[[ Supplied passage open ]]

Consecutive patients referred for colonoscopy in 14 centres were prospectively included between July and October 2014. Before colonoscopy, several clinical and demographic variables were collected. Main quality indicators (i.e. caecal intubation rate, (advanced) adenoma detection rate, rate of adequate cleansing and sedation) were collected. Data were analysed at per patient and per centre level (only for those with at least 100 cases). Factors associated with caecal intubation rate and adenoma detection rate were explored at multivariate analysis.

[[ Supplied passage closed ]]
[[ Provided data open ]]

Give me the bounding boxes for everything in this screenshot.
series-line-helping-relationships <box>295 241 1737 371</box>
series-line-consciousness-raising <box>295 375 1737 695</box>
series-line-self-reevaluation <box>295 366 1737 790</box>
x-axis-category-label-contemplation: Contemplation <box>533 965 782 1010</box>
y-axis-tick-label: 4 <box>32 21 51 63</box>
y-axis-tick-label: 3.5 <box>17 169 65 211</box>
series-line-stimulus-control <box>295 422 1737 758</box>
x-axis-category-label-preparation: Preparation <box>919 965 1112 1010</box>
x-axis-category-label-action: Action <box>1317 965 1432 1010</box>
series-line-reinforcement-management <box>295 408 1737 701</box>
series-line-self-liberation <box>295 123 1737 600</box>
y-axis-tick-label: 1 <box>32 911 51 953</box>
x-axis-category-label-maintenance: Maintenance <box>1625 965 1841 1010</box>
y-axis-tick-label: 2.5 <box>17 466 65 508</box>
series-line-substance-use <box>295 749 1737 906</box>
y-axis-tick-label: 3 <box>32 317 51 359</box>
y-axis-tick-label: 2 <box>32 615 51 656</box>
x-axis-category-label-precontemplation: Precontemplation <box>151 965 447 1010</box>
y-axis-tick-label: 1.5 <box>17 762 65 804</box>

[[ Provided data closed ]]

Your task >> Copy out the text on the colonoscopy study methods word for word, in full. The data has nothing to do with what comes next.

Reply >>
Consecutive patients referred for colonoscopy in 14 centres were prospectively included between July and October 2014. Before colonoscopy, several clinical and demographic variables were collected. Main quality indicators (i.e. caecal intubation rate, (advanced) adenoma detection rate, rate of adequate cleansing and sedation) were collected. Data were analysed at per patient and per centre level (only for those with at least 100 cases). Factors associated with caecal intubation rate and adenoma detection rate were explored at multivariate analysis.